-- DIRECTIONS FOR THIS TASK --
Please condense the paragraph in the hedgehog forum thread that begins "I have very little respect for Animal Planet anymore" into a short bulleted list that keeps its main points.

I hate articles like this that make owning anything outside of a cat or dog a big risk to you or the animal, dangerous, unfair, etc.


----------



## Danielle Harrington (Sep 30, 2013)

uggg! my little guy totally goes on walks with me! and plays, cuddles, etc. this article seems to have the facts very very wrong.


----------



## DasIgelPoggie (Oct 21, 2010)

I have very little respect for Animal Planet anymore, since they continually endanger animals and promote misinformation for the sake of entertainment. The fact that ABC went to a reality TV personality (that regularly endangers the animals he works with) instead of an actual expert (like say, a representative of the Hedgehog Welfare Society) is just plain bad journalism-- whether it's because they are too lazy to do the actual research or they wanted to sensationalize the subject makes no difference there. I agree that the impulse pet buyers have no place owning a hedgehog, or any other animal for that matter, but just because he has not done his research and does not see the appeal does not mean he has any right to encourage a ban or even to talk down to those of us who love and properly care for our pets. I have such disdain for Mr. Salmoni and ABC's shoddy research and irresponsible journalism.


----------



## shmurciakova (Sep 7, 2008)

Fortunately, the one good thing about this article is that it does not promote hedgehogs as being some great pet that everyone should just run out and get. It actually discourages owning hedgehogs I think….


----------



## The_Senator (Dec 31, 2013)

This made me sad. Though I do think shmurciakova points out the one bright spot.


----------



## MomLady (Aug 14, 2010)

Yes, Animal Planet who brought you the show on Mermaids as if THEY were real.

They should go back to looking for Bigfoot.

Lest they forget, they featured hedgehogs as cheerleaders in last year's Puppy Bowl and also on an episode of Too Cute.

<sigh of disgust!>

ML


----------



## MeowHype (Jan 29, 2014)

Can we write to ABC about this? has anyone yet?


----------

-- DATASET ENTRIES --
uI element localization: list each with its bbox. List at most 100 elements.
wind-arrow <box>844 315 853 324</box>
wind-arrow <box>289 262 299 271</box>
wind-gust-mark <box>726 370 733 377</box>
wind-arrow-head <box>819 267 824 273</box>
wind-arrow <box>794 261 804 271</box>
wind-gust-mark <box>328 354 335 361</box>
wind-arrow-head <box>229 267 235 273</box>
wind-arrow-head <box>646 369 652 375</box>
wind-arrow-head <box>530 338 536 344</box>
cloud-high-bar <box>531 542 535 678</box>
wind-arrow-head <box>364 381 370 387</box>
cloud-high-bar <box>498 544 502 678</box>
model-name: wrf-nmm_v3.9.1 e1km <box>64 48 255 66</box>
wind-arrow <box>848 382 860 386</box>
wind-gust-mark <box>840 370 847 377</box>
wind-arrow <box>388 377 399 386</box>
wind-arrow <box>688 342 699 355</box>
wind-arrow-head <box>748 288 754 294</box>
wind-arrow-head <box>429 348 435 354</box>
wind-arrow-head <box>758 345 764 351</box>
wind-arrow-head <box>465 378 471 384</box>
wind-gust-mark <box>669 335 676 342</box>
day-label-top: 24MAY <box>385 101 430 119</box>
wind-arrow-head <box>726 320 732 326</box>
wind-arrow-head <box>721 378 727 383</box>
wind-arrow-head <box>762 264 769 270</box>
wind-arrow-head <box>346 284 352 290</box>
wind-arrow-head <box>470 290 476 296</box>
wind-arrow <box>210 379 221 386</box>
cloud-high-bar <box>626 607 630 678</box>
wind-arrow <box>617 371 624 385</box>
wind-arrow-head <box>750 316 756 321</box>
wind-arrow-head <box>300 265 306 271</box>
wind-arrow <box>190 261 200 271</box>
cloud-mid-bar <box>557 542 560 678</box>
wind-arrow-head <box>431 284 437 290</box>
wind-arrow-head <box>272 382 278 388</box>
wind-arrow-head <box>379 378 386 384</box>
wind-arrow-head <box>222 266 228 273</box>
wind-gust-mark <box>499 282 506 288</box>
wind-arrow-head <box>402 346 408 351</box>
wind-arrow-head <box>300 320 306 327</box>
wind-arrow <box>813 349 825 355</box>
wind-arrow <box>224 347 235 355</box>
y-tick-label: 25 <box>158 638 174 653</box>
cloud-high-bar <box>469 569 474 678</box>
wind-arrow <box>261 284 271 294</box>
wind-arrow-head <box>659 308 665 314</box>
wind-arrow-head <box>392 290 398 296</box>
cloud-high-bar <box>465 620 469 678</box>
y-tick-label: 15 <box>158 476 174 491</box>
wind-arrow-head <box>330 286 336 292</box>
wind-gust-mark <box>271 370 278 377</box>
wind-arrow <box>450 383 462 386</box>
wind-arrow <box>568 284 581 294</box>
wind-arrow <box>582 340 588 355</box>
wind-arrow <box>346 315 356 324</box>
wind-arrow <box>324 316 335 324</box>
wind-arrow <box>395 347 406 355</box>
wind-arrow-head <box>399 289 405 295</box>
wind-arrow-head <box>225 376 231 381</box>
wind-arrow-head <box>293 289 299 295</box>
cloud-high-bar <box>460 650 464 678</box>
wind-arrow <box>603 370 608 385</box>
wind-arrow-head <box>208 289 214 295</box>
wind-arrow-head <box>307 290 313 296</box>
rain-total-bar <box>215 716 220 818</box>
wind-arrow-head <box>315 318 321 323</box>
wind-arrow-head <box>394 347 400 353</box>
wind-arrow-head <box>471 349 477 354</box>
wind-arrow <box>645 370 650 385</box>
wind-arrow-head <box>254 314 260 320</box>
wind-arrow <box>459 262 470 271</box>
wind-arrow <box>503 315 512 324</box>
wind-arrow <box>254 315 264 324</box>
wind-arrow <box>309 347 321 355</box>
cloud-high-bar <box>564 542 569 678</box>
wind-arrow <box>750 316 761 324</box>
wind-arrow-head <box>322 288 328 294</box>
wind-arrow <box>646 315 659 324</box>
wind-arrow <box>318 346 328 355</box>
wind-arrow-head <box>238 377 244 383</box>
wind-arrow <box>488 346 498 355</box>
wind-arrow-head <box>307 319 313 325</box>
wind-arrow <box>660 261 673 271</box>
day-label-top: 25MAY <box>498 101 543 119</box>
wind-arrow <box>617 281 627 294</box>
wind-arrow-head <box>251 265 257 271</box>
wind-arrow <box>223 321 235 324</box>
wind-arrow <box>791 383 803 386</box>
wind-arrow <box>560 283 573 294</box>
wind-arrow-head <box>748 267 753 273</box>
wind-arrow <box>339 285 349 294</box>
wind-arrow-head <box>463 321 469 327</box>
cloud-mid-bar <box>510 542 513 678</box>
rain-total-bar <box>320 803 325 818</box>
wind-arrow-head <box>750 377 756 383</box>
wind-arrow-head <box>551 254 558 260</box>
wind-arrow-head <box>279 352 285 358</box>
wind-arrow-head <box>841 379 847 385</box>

-- EXPECTED ANSWER --
- The writer no longer respects Animal Planet, saying it endangers animals and spreads misinformation for entertainment.
- ABC asked a reality TV personality who regularly endangers animals instead of a real expert, such as a representative of the Hedgehog Welfare Society. The writer calls this bad journalism, whether it came from laziness or a wish to sensationalize.
- Impulse pet buyers should not own a hedgehog or any other animal.
- Not doing the research and not seeing the appeal gives that personality no right to push for a ban or talk down to owners who care for their pets properly.
- The writer feels disdain for Mr. Salmoni and for ABC's shoddy research and irresponsible journalism.